◆ Excerpt ◆
☆ ☆ ☆ ☆ ☆
Thursday, July 30, 2009
King of the Hill
Aside from genetic predispositions, there are many factors that contribute to your gains in the gym.
1.) Intensity of training. Are you working our hard and fatiguing the muscle fibers or are you barely breaking a sweat while telling jokes every 5 minutes?
2.) Volume. Too much volume will quickly deplete your glycogen stores and fry your CNS. Too little volume and you haven't induced anything despite what Arthur Jones and Mike Mentzer might tell you! So where does this leave us? We have found that 4-6 intense sets per muscle group works best, split up among 1-2 exercises. Obviously not every body part is the focus in a given training session. Cut the fluff sets and get to the point after intelligently conducted warmup sets.
3.) Frequency. Are you training once a week? While in season this can help maintain your gains, don’t expect to get much stronger on this training split. Conversely, are you hitting it 6 days a week? Spinning your wheels? It is probably because you are doing TOO much. If you train hard, 2-4 days a week is your best bet.
4.) Exercise Selection. We are talking about “bang for your buck” exercises that force multiple muscle groups to engage and fire, providing an excellent stimulus for growth and strength throughout your body. Squats, Bench Presses, Chinups, Deadlifts, etc are great selections. Leg Extensions, Flies, Curls, and Leg Curls have their place, but we (IF we do them) throw them at the end of a workout after we have hit the big stuff.
AND Finally…The King of the Hill …
5.) Progressive Overload. Let’s say last year you could bench press 185 pounds 9 times. You spend a year scouring the pages of every bodybuilding magazine, and read every internet article there is to read on “the secret” of making gains that none of us strength coaches know about. You perform pre-exhaustion, post-exhaustion, drop sets, strip sets, 3 Way Splits, blah, blah, blah..one year later, you lay back on the bench, and perform 185 pounds…9 times.
Disappointed, you look into the mirror and break into a cold sweat (you know, the kind that you get when you are receiving a bad haircut). You have not added ANY size to your chest, shoulders, and triceps. Those muscle mags lied to you! What you failed to account for in your training is the MOST important of all in determining your progress: Progressive Overload.
Not only do you need to work with the right amount of intensity, volume, frequency, and with the proper exercises, but you need to SLOWLY increase the resistance in all of these exercises in order to make strength gains. I don’t care what the “experts” say, strength (in the hypertrophy rep range of 6-20 reps) and size are related. Go to any commercial gym and you will see this phenomenon play out, the big guys are pushing big weights! Sure, there are freaks out there, skinny guys that can move weight, but this stuff is all relative people! Those skinny guys who are rowing the 110’s for 7 for reps are bigger than they were when they rowed the 85’s for 7 reps.
Do finishers have their place? Sure they do, 21’s for biceps or widow set squats are great growth stimulators, but intensity is just one piece of the pie. Progressive Overload is HALF of the pie, if not more.
The best weapon in your gym bag is not the latest Nitric Oxide product (please throw that crap away)…it is your workout log. Record EVERYTHING you do, try to break records, deload and back off a bit every fourth week, eat well, sleep at least 8 hours a night, and watch your body grow as you get stronger!
☆ ☆ ☆ ☆ ☆
◆ Exercise data ◆

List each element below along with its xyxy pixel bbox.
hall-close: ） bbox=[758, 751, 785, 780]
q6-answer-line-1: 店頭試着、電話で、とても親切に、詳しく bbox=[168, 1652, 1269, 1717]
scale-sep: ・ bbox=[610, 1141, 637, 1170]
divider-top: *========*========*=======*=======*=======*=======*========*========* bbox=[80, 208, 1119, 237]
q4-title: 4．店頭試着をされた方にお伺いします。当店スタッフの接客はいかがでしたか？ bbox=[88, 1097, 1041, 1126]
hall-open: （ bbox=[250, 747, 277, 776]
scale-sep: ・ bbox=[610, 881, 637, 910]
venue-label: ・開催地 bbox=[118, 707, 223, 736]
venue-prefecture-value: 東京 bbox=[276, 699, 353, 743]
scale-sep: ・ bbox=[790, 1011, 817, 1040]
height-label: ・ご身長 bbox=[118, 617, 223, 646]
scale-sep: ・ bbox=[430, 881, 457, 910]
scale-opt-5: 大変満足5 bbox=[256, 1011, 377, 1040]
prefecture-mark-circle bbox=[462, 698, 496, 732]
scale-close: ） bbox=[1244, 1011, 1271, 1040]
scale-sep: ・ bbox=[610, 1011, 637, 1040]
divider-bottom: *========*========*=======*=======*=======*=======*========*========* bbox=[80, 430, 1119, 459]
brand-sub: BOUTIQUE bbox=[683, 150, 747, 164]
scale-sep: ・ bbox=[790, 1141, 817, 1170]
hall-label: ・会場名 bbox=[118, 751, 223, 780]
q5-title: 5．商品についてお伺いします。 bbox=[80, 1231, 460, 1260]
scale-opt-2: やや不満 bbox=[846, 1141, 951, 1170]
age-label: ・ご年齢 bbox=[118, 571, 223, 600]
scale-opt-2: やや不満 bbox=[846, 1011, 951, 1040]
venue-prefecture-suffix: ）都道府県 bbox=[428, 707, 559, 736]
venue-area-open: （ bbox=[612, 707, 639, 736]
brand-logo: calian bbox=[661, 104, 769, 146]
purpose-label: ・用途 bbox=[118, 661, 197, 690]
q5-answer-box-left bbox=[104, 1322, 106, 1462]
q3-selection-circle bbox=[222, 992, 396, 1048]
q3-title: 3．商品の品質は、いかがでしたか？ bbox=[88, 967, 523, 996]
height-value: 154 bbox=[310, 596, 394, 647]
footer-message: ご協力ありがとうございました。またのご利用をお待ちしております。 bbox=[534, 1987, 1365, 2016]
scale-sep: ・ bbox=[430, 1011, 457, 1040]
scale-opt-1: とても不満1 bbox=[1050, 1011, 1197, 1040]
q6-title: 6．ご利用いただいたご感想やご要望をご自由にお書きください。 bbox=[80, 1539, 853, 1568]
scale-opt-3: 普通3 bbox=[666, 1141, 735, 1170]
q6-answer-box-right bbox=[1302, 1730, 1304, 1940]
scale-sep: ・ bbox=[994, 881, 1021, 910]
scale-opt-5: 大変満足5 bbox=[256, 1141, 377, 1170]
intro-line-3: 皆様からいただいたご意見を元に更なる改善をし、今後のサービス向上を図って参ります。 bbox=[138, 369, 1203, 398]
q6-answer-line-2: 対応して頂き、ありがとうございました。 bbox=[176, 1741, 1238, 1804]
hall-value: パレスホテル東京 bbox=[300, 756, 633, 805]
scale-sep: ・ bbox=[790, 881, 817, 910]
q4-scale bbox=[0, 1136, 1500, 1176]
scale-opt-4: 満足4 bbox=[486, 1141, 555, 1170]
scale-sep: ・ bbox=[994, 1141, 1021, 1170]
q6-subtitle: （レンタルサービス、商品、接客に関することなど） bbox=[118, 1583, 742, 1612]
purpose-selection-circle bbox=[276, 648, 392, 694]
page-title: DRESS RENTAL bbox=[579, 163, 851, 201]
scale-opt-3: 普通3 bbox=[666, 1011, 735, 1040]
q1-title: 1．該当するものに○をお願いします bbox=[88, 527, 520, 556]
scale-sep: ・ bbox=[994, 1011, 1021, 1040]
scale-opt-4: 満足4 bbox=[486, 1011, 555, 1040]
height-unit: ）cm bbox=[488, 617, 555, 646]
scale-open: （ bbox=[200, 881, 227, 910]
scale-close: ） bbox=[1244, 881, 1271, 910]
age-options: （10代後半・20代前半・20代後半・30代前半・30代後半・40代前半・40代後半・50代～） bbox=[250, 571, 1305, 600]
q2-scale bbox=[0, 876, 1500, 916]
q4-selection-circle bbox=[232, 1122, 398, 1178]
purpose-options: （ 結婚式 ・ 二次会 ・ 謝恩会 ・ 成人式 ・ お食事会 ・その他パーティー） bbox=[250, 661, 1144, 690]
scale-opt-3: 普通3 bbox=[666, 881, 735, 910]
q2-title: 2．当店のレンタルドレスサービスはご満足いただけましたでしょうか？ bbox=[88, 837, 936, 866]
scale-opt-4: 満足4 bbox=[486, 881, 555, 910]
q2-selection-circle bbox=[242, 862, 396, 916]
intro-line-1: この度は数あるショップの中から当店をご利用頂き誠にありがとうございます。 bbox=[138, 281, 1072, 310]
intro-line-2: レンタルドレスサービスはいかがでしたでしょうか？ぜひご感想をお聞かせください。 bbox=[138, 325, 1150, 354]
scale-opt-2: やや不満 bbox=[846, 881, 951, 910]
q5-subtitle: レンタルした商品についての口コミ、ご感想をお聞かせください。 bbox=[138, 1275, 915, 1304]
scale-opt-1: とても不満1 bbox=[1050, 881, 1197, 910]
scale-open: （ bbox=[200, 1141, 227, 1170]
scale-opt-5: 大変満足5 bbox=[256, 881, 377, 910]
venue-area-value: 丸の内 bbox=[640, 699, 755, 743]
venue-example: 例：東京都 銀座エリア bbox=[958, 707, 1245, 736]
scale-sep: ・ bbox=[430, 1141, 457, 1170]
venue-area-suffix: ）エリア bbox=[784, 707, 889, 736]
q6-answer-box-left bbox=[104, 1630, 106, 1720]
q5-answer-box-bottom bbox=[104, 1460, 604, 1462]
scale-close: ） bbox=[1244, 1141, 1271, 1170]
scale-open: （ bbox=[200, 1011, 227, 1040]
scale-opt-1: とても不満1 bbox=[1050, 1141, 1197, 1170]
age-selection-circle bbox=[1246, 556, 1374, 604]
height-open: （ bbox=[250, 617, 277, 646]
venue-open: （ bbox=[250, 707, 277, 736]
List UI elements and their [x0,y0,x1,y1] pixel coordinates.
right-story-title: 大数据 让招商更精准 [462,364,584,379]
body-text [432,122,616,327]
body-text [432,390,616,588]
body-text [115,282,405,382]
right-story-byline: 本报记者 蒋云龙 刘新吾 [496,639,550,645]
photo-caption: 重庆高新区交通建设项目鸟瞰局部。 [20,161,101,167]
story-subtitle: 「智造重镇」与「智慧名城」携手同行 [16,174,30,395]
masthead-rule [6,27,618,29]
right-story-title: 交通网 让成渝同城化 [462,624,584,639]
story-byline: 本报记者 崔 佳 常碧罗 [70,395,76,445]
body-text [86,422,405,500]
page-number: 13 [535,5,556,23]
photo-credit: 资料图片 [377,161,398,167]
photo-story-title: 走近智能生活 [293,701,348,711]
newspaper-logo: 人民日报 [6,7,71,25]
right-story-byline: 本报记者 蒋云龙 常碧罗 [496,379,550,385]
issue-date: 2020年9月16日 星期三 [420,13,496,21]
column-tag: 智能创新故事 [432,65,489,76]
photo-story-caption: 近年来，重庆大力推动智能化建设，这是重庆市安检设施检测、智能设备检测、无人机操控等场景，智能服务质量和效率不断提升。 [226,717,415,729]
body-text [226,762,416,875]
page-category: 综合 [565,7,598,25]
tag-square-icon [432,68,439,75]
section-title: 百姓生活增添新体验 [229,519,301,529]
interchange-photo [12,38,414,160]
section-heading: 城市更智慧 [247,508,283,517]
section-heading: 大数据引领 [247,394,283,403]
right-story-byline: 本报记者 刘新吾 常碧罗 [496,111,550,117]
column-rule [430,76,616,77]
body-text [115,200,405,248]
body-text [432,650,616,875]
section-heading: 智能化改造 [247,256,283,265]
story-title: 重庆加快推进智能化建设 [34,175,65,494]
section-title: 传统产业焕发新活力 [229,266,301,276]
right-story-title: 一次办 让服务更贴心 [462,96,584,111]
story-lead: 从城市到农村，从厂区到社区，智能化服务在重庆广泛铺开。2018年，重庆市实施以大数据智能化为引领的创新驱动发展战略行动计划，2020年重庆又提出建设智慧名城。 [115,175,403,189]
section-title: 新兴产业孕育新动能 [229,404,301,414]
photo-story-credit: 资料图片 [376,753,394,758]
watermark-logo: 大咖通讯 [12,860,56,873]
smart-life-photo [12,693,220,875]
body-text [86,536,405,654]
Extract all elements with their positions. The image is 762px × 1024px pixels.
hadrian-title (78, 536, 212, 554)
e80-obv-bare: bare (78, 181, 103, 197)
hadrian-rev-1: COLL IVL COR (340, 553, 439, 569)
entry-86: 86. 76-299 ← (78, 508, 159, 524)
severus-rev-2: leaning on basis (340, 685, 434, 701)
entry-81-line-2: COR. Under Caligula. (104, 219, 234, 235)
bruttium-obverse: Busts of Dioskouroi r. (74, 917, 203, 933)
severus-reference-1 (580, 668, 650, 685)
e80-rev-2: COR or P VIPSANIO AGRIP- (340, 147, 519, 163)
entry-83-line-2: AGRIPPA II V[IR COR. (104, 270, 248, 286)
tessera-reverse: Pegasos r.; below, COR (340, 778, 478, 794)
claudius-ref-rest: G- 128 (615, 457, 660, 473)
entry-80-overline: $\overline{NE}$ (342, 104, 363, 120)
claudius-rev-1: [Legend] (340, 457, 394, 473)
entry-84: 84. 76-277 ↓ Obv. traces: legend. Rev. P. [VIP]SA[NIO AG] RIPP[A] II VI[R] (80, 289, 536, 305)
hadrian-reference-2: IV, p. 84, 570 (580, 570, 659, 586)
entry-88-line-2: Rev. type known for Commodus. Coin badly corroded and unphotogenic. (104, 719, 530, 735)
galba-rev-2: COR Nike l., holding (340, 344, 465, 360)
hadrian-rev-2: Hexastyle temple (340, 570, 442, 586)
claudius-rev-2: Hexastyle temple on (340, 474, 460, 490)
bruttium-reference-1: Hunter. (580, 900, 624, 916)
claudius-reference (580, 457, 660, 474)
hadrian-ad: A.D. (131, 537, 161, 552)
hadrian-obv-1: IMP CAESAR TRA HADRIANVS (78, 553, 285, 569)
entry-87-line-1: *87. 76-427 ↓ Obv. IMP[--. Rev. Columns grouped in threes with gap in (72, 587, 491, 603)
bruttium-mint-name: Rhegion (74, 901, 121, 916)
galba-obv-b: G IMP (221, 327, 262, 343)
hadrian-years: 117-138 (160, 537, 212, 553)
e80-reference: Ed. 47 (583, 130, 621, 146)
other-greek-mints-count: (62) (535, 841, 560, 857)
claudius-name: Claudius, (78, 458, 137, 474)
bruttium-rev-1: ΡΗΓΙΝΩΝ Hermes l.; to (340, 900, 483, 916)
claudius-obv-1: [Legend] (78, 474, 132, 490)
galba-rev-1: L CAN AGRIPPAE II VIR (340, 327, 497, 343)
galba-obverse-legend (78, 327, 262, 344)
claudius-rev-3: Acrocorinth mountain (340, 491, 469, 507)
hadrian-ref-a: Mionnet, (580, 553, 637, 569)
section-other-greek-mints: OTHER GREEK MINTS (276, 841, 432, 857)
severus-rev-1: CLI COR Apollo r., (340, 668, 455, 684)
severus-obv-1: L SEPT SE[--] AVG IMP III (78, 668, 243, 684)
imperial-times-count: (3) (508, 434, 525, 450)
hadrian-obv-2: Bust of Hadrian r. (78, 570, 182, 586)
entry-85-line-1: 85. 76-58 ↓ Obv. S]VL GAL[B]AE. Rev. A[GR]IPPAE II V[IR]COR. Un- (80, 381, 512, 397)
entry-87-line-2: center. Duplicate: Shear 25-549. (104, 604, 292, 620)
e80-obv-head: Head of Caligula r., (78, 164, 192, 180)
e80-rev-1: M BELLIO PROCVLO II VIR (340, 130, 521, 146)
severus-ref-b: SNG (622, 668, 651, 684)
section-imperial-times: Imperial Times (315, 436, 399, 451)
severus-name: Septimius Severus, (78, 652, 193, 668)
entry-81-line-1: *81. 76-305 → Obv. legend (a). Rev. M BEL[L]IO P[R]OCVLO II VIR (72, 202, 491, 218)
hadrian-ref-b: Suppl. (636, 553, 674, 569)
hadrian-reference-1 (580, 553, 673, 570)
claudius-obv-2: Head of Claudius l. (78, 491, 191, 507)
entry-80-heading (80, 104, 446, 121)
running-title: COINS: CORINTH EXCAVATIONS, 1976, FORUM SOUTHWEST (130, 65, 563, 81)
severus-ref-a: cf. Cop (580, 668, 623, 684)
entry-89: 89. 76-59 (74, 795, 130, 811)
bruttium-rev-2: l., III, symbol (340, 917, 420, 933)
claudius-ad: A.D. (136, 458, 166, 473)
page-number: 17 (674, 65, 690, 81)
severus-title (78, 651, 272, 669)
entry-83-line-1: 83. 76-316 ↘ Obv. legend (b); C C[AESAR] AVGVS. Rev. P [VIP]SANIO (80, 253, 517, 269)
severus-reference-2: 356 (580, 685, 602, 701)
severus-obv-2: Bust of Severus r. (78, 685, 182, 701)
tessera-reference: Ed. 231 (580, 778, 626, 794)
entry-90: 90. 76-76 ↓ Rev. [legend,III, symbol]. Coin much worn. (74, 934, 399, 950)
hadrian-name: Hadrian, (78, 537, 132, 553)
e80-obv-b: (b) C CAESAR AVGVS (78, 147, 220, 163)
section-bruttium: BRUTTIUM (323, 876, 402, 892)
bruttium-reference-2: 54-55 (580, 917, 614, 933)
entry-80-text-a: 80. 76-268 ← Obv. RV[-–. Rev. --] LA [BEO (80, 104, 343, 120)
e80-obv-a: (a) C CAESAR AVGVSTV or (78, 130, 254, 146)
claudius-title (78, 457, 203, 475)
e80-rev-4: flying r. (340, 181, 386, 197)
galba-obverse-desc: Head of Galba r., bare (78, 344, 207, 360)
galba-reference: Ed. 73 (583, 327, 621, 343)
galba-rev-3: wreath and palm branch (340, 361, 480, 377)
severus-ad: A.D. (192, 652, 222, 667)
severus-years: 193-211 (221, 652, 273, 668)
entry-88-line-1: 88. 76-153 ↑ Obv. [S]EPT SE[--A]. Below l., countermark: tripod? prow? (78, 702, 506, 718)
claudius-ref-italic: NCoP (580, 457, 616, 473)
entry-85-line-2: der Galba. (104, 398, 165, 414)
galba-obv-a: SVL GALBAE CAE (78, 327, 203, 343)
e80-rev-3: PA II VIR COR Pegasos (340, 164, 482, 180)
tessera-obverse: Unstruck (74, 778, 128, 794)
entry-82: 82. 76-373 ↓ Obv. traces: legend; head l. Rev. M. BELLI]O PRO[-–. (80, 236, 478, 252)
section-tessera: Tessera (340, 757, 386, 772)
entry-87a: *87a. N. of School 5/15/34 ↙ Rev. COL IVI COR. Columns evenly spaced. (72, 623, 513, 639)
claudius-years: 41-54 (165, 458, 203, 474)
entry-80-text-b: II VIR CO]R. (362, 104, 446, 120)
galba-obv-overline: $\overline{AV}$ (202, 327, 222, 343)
☆ ☆ ☆ ☆ ☆
◆ Actions to take ◆
a - According to the training post, how many intense sets per muscle group work best?
b - Output, word for word, the passage of the training post that opens with the words "Do finishers have" and closes with "if not more.".

◆ Task answers ◆
a - Four to six intense sets per muscle group, split among one or two exercises.

b -
Do finishers have their place? Sure they do, 21’s for biceps or widow set squats are great growth stimulators, but intensity is just one piece of the pie. Progressive Overload is HALF of the pie, if not more.